_GIVEN PROBLEM_. In the entries below, count every line containing "Андрианова". Reply with the number alone.

_SUPPLIED RECORDS_.
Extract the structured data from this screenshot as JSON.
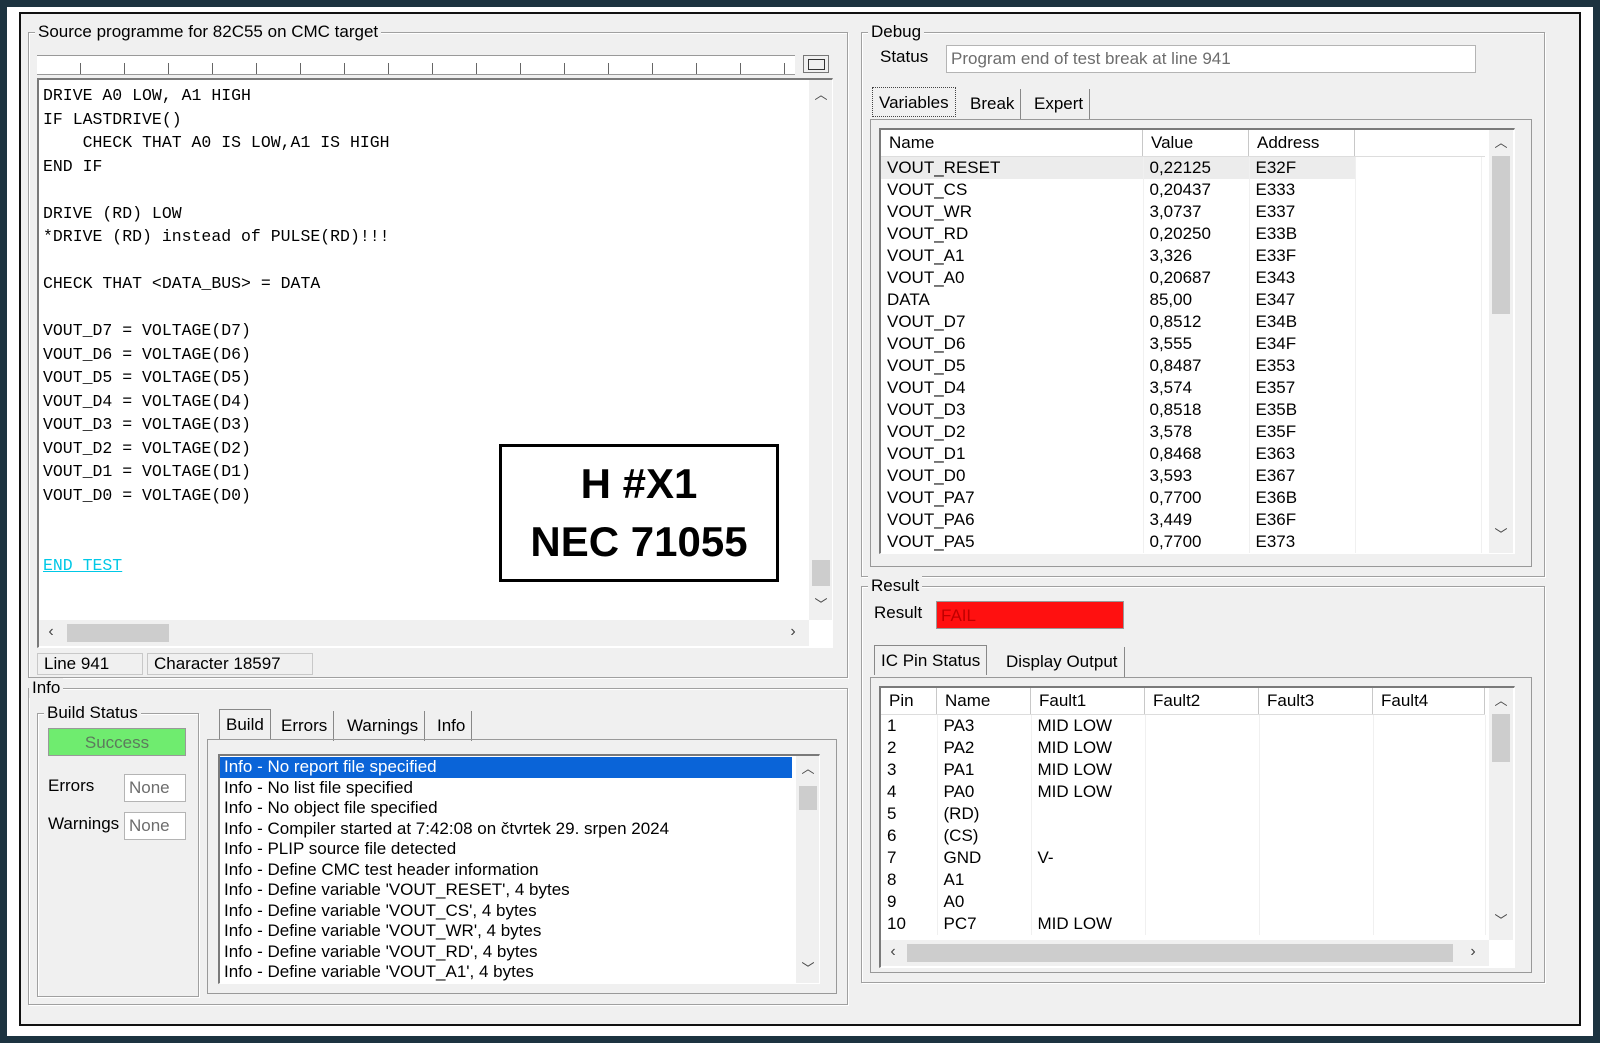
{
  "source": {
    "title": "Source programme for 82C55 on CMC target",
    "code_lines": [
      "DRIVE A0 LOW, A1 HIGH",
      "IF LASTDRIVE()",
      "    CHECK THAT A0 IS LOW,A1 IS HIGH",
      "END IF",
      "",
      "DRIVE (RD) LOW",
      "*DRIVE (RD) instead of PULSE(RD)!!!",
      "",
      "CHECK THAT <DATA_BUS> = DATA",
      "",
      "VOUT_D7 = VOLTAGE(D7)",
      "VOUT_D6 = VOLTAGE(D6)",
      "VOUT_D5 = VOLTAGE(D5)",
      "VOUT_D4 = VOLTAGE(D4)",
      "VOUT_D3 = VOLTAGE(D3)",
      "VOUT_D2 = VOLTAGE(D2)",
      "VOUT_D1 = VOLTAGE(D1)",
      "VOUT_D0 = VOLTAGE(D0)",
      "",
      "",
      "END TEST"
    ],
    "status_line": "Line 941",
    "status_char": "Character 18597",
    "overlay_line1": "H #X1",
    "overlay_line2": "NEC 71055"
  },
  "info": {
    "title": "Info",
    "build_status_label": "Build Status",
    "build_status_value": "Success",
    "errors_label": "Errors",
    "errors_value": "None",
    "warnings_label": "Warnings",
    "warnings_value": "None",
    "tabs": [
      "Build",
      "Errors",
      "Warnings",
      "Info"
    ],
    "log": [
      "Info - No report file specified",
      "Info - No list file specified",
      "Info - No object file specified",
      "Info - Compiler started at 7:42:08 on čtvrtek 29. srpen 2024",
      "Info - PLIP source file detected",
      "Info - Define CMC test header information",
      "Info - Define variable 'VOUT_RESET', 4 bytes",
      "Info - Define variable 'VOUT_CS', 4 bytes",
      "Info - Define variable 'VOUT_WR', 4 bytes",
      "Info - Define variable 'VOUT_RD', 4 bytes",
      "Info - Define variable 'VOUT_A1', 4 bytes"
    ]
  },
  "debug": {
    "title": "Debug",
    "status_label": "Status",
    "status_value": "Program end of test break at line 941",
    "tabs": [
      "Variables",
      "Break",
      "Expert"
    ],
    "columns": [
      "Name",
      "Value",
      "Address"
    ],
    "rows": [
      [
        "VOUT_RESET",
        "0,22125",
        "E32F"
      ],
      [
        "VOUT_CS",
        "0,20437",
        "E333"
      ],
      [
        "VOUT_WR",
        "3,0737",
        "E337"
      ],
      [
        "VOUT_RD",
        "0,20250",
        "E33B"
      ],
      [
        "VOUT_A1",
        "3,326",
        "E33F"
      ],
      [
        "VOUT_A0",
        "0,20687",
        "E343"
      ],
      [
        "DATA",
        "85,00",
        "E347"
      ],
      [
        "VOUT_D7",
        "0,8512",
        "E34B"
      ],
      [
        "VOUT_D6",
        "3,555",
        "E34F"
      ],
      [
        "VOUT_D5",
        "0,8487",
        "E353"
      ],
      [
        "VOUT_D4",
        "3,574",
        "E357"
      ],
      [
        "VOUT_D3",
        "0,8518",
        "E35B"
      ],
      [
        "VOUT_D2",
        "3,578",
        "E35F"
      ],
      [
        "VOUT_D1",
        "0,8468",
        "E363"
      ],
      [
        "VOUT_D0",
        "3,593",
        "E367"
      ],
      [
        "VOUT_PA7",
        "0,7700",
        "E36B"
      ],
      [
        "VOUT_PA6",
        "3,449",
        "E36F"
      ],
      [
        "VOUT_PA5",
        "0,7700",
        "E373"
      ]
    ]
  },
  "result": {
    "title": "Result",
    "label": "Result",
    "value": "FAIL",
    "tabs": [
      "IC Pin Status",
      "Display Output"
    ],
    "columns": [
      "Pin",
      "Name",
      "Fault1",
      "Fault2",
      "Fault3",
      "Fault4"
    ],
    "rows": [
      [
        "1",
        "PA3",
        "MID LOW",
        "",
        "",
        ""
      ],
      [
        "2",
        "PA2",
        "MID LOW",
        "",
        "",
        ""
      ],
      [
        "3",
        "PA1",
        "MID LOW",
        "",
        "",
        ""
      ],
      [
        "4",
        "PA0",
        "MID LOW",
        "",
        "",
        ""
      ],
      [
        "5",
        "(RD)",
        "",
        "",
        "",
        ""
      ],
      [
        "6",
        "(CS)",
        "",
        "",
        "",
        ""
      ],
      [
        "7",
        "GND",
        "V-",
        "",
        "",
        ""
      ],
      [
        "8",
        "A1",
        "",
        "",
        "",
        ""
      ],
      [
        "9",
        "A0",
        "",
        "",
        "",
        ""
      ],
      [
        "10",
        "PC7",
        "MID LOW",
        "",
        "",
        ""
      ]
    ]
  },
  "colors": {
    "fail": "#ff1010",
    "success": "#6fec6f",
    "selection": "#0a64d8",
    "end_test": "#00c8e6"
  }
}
* * *
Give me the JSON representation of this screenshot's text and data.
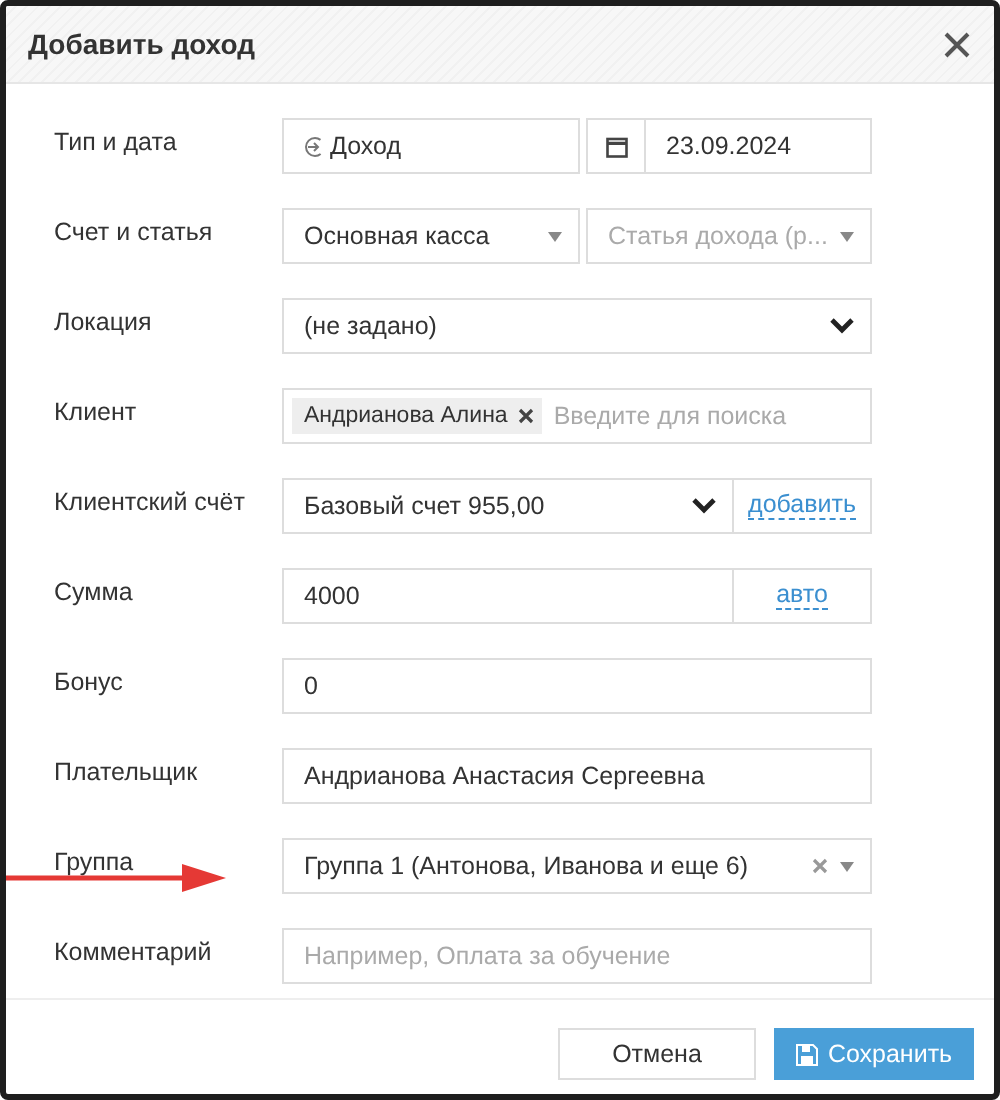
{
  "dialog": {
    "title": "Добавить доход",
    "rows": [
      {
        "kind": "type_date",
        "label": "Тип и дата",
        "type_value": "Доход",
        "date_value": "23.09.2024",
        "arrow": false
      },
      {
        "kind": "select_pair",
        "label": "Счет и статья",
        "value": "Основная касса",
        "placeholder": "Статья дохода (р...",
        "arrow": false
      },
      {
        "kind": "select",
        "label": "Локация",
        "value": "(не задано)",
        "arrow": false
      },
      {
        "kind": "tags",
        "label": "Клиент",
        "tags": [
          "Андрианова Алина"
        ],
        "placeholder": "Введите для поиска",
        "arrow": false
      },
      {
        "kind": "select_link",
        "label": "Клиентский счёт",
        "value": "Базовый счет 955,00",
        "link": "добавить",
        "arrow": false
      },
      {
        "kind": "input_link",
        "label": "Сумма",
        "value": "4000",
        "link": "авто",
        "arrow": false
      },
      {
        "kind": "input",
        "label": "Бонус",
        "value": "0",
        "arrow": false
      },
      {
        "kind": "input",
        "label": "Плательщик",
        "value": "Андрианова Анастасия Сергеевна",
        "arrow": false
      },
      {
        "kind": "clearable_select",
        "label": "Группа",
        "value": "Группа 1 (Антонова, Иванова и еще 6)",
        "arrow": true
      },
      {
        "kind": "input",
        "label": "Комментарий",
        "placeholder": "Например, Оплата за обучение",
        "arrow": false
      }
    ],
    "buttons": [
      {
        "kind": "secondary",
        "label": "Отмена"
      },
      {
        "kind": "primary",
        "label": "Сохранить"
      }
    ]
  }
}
---
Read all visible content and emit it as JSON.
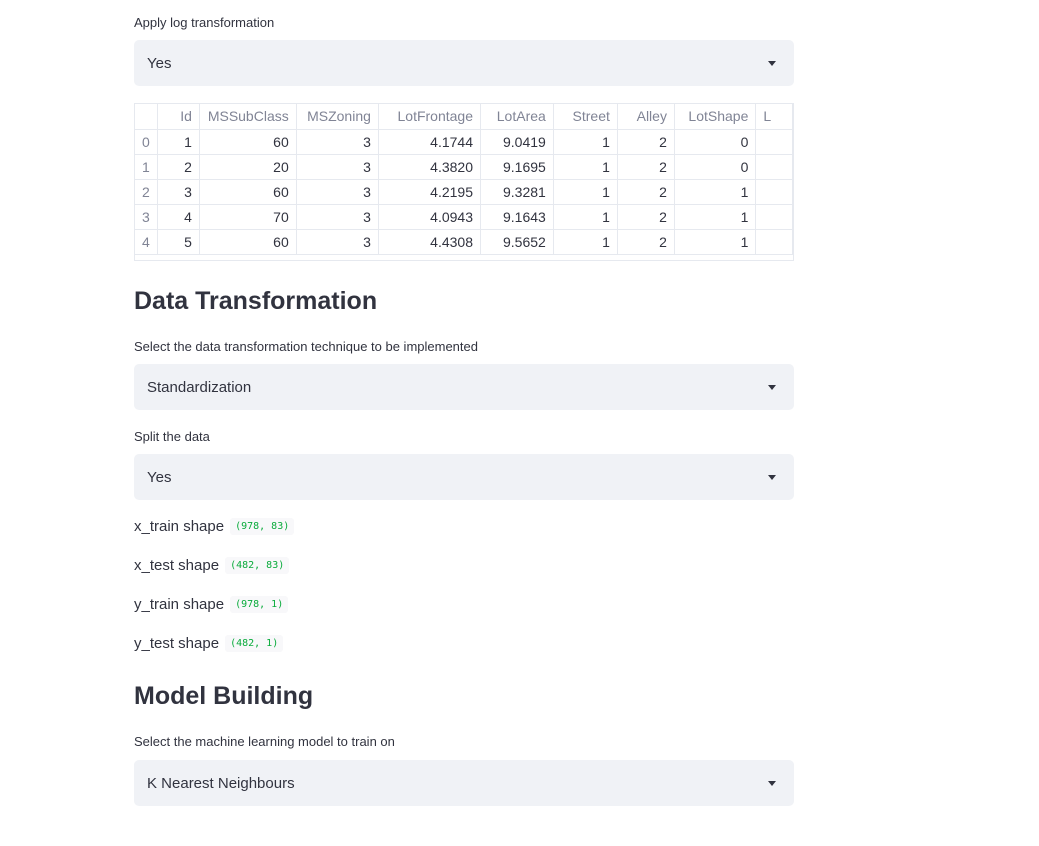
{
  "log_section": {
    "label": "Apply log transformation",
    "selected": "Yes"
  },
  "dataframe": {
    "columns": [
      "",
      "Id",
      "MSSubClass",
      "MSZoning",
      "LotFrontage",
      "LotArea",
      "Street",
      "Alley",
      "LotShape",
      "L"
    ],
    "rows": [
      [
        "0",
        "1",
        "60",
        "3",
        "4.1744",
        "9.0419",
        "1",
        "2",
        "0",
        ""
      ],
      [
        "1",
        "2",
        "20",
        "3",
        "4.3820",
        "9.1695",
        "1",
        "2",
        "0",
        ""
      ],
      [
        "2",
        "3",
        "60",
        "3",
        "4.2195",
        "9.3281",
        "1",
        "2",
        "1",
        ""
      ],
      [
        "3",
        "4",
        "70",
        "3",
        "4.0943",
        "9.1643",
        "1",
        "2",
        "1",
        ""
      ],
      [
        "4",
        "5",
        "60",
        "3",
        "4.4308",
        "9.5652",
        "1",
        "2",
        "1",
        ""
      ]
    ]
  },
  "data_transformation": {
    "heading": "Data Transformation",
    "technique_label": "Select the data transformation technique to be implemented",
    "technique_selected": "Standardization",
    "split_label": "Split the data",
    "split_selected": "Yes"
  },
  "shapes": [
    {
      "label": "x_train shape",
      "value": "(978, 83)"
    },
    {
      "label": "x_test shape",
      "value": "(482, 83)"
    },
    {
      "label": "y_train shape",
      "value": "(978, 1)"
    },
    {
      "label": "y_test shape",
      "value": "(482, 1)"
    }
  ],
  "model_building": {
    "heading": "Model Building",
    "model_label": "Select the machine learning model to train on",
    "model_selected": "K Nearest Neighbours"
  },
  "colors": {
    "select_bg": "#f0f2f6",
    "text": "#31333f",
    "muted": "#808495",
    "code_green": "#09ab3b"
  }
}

_RESULT OF THE EXERCISE_. 2